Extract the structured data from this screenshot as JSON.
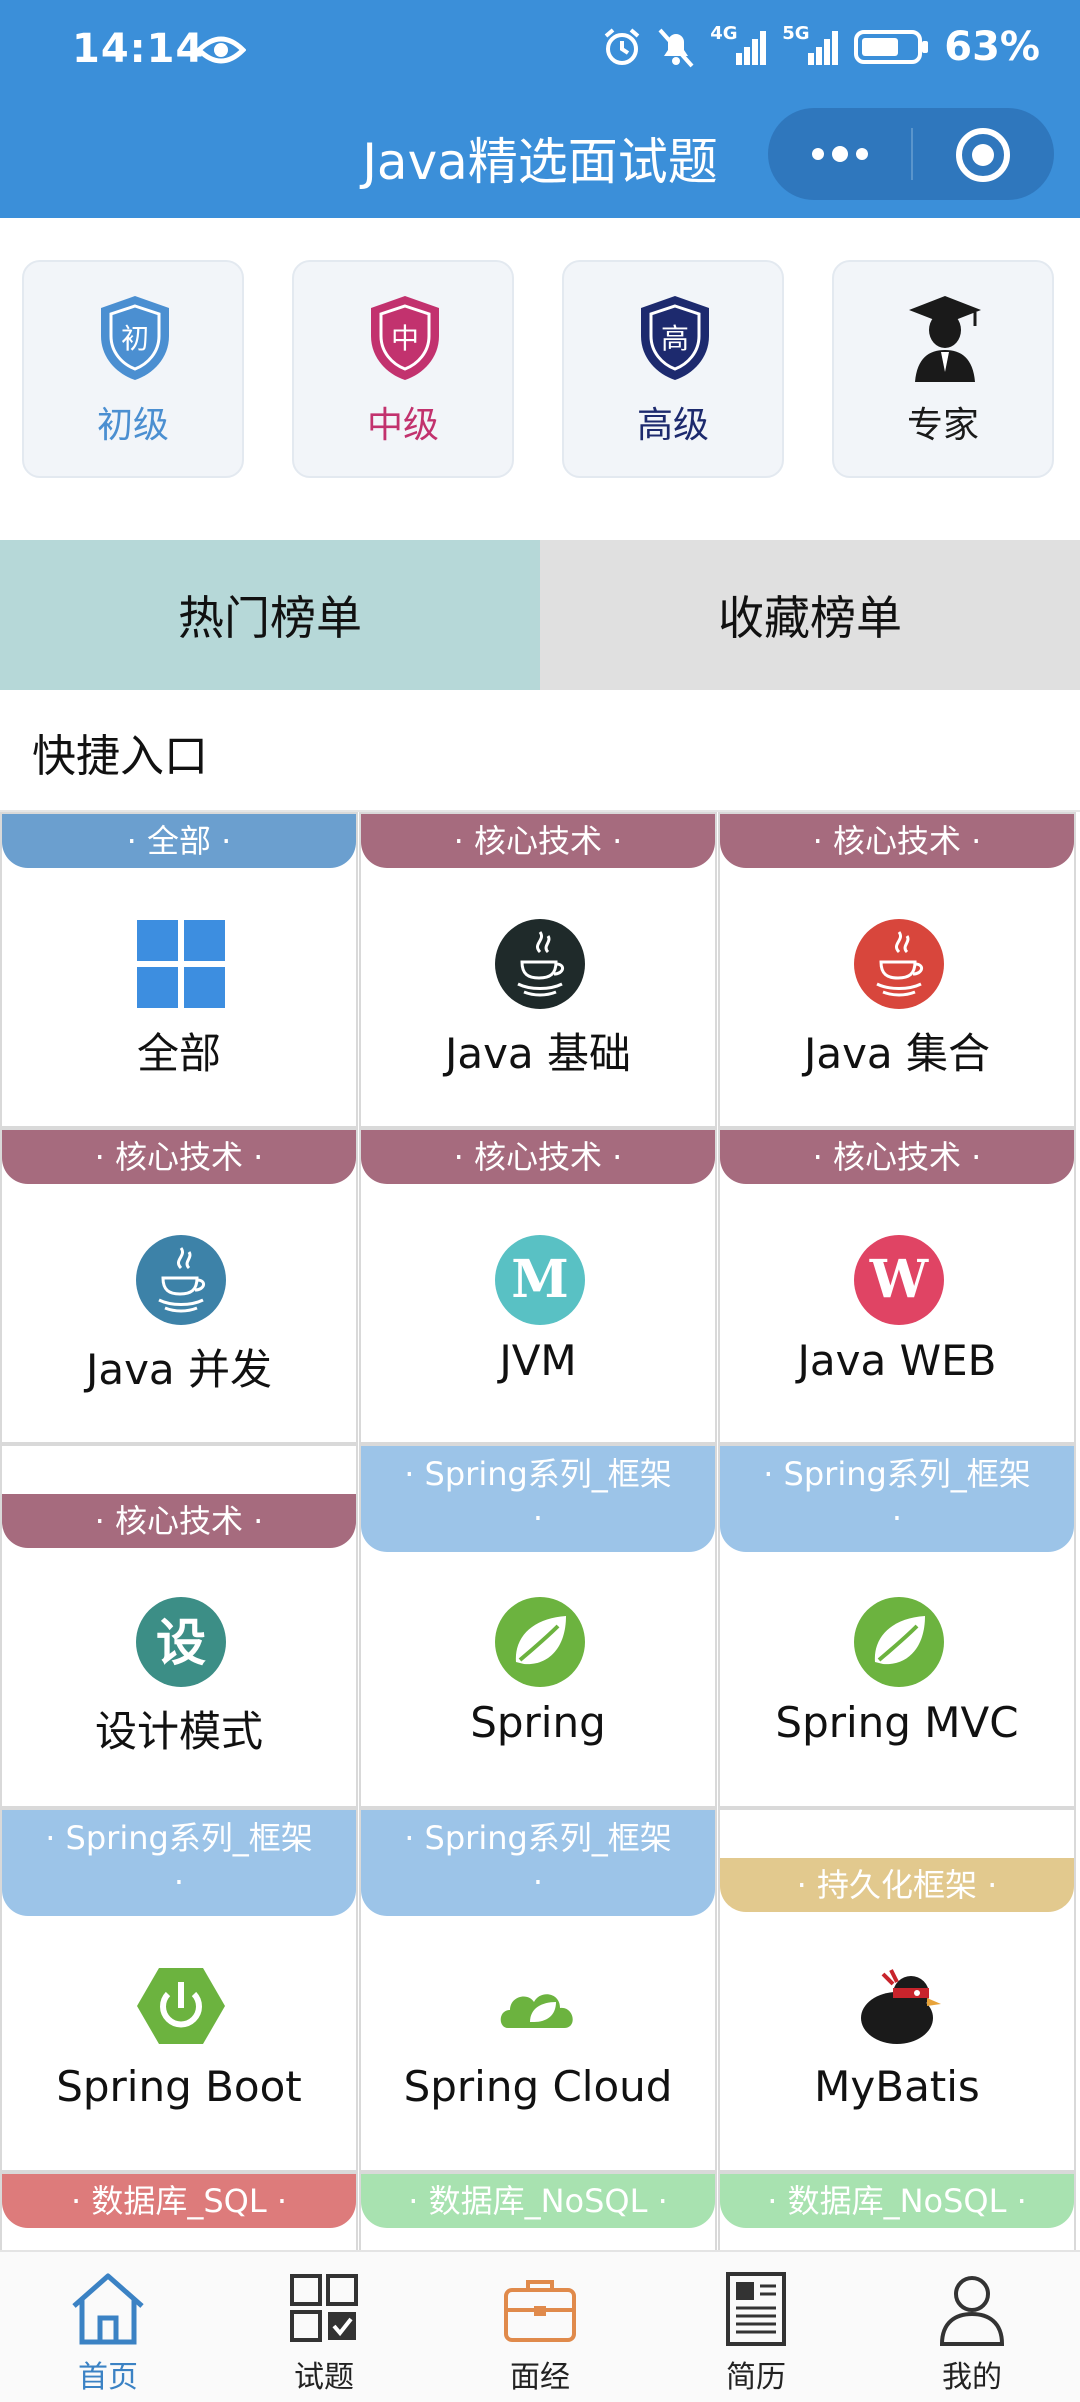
{
  "status_bar": {
    "time": "14:14",
    "network_4g": "4G",
    "network_5g": "5G",
    "battery": "63%"
  },
  "title_bar": {
    "title": "Java精选面试题"
  },
  "levels": [
    {
      "label": "初级",
      "badge_char": "初",
      "color": "#4b8fd1",
      "icon": "shield-icon"
    },
    {
      "label": "中级",
      "badge_char": "中",
      "color": "#c2326e",
      "icon": "shield-icon"
    },
    {
      "label": "高级",
      "badge_char": "高",
      "color": "#1d2a6e",
      "icon": "shield-icon"
    },
    {
      "label": "专家",
      "color": "#1a1a1a",
      "icon": "graduate-icon"
    }
  ],
  "rank_tabs": {
    "hot": "热门榜单",
    "fav": "收藏榜单",
    "active": "hot"
  },
  "section_title": "快捷入口",
  "categories": [
    {
      "tag": "· 全部 ·",
      "label": "全部",
      "tag_color": "#6b9fcf",
      "icon": "windows-grid-icon"
    },
    {
      "tag": "· 核心技术 ·",
      "label": "Java 基础",
      "tag_color": "#a66b7e",
      "icon": "java-icon"
    },
    {
      "tag": "· 核心技术 ·",
      "label": "Java 集合",
      "tag_color": "#a66b7e",
      "icon": "java-icon"
    },
    {
      "tag": "· 核心技术 ·",
      "label": "Java 并发",
      "tag_color": "#a66b7e",
      "icon": "java-icon"
    },
    {
      "tag": "· 核心技术 ·",
      "label": "JVM",
      "tag_color": "#a66b7e",
      "icon": "letter-m-icon",
      "letter": "M"
    },
    {
      "tag": "· 核心技术 ·",
      "label": "Java WEB",
      "tag_color": "#a66b7e",
      "icon": "letter-w-icon",
      "letter": "W"
    },
    {
      "tag": "· 核心技术 ·",
      "label": "设计模式",
      "tag_color": "#a66b7e",
      "icon": "letter-she-icon",
      "letter": "设"
    },
    {
      "tag_line1": "· Spring系列_框架",
      "tag_line2": "·",
      "label": "Spring",
      "tag_color": "#9cc4e8",
      "icon": "spring-leaf-icon"
    },
    {
      "tag_line1": "· Spring系列_框架",
      "tag_line2": "·",
      "label": "Spring MVC",
      "tag_color": "#9cc4e8",
      "icon": "spring-leaf-icon"
    },
    {
      "tag_line1": "· Spring系列_框架",
      "tag_line2": "·",
      "label": "Spring Boot",
      "tag_color": "#9cc4e8",
      "icon": "spring-boot-icon"
    },
    {
      "tag_line1": "· Spring系列_框架",
      "tag_line2": "·",
      "label": "Spring Cloud",
      "tag_color": "#9cc4e8",
      "icon": "spring-cloud-icon"
    },
    {
      "tag": "· 持久化框架 ·",
      "label": "MyBatis",
      "tag_color": "#e2c98e",
      "icon": "mybatis-bird-icon"
    },
    {
      "tag": "· 数据库_SQL ·",
      "tag_color": "#dd7b7b"
    },
    {
      "tag": "· 数据库_NoSQL ·",
      "tag_color": "#a8e2b0"
    },
    {
      "tag": "· 数据库_NoSQL ·",
      "tag_color": "#a8e2b0"
    }
  ],
  "bottom_nav": [
    {
      "label": "首页",
      "icon": "home-icon",
      "active": true
    },
    {
      "label": "试题",
      "icon": "grid-check-icon",
      "active": false
    },
    {
      "label": "面经",
      "icon": "briefcase-icon",
      "active": false
    },
    {
      "label": "简历",
      "icon": "resume-icon",
      "active": false
    },
    {
      "label": "我的",
      "icon": "user-icon",
      "active": false
    }
  ]
}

━━━━━━━━━━━━━━━━━━━━━━━━━━━━━━

Quote each entry above verbatim and drop the pictures.

REPLY
Extract the structured data from this screenshot as JSON.
{
  "status_bar": {
    "time": "14:14",
    "network_4g": "4G",
    "network_5g": "5G",
    "battery": "63%"
  },
  "title_bar": {
    "title": "Java精选面试题"
  },
  "levels": [
    {
      "label": "初级",
      "badge_char": "初",
      "color": "#4b8fd1",
      "icon": "shield-icon"
    },
    {
      "label": "中级",
      "badge_char": "中",
      "color": "#c2326e",
      "icon": "shield-icon"
    },
    {
      "label": "高级",
      "badge_char": "高",
      "color": "#1d2a6e",
      "icon": "shield-icon"
    },
    {
      "label": "专家",
      "color": "#1a1a1a",
      "icon": "graduate-icon"
    }
  ],
  "rank_tabs": {
    "hot": "热门榜单",
    "fav": "收藏榜单",
    "active": "hot"
  },
  "section_title": "快捷入口",
  "categories": [
    {
      "tag": "· 全部 ·",
      "label": "全部",
      "tag_color": "#6b9fcf",
      "icon": "windows-grid-icon"
    },
    {
      "tag": "· 核心技术 ·",
      "label": "Java 基础",
      "tag_color": "#a66b7e",
      "icon": "java-icon"
    },
    {
      "tag": "· 核心技术 ·",
      "label": "Java 集合",
      "tag_color": "#a66b7e",
      "icon": "java-icon"
    },
    {
      "tag": "· 核心技术 ·",
      "label": "Java 并发",
      "tag_color": "#a66b7e",
      "icon": "java-icon"
    },
    {
      "tag": "· 核心技术 ·",
      "label": "JVM",
      "tag_color": "#a66b7e",
      "icon": "letter-m-icon",
      "letter": "M"
    },
    {
      "tag": "· 核心技术 ·",
      "label": "Java WEB",
      "tag_color": "#a66b7e",
      "icon": "letter-w-icon",
      "letter": "W"
    },
    {
      "tag": "· 核心技术 ·",
      "label": "设计模式",
      "tag_color": "#a66b7e",
      "icon": "letter-she-icon",
      "letter": "设"
    },
    {
      "tag_line1": "· Spring系列_框架",
      "tag_line2": "·",
      "label": "Spring",
      "tag_color": "#9cc4e8",
      "icon": "spring-leaf-icon"
    },
    {
      "tag_line1": "· Spring系列_框架",
      "tag_line2": "·",
      "label": "Spring MVC",
      "tag_color": "#9cc4e8",
      "icon": "spring-leaf-icon"
    },
    {
      "tag_line1": "· Spring系列_框架",
      "tag_line2": "·",
      "label": "Spring Boot",
      "tag_color": "#9cc4e8",
      "icon": "spring-boot-icon"
    },
    {
      "tag_line1": "· Spring系列_框架",
      "tag_line2": "·",
      "label": "Spring Cloud",
      "tag_color": "#9cc4e8",
      "icon": "spring-cloud-icon"
    },
    {
      "tag": "· 持久化框架 ·",
      "label": "MyBatis",
      "tag_color": "#e2c98e",
      "icon": "mybatis-bird-icon"
    },
    {
      "tag": "· 数据库_SQL ·",
      "tag_color": "#dd7b7b"
    },
    {
      "tag": "· 数据库_NoSQL ·",
      "tag_color": "#a8e2b0"
    },
    {
      "tag": "· 数据库_NoSQL ·",
      "tag_color": "#a8e2b0"
    }
  ],
  "bottom_nav": [
    {
      "label": "首页",
      "icon": "home-icon",
      "active": true
    },
    {
      "label": "试题",
      "icon": "grid-check-icon",
      "active": false
    },
    {
      "label": "面经",
      "icon": "briefcase-icon",
      "active": false
    },
    {
      "label": "简历",
      "icon": "resume-icon",
      "active": false
    },
    {
      "label": "我的",
      "icon": "user-icon",
      "active": false
    }
  ]
}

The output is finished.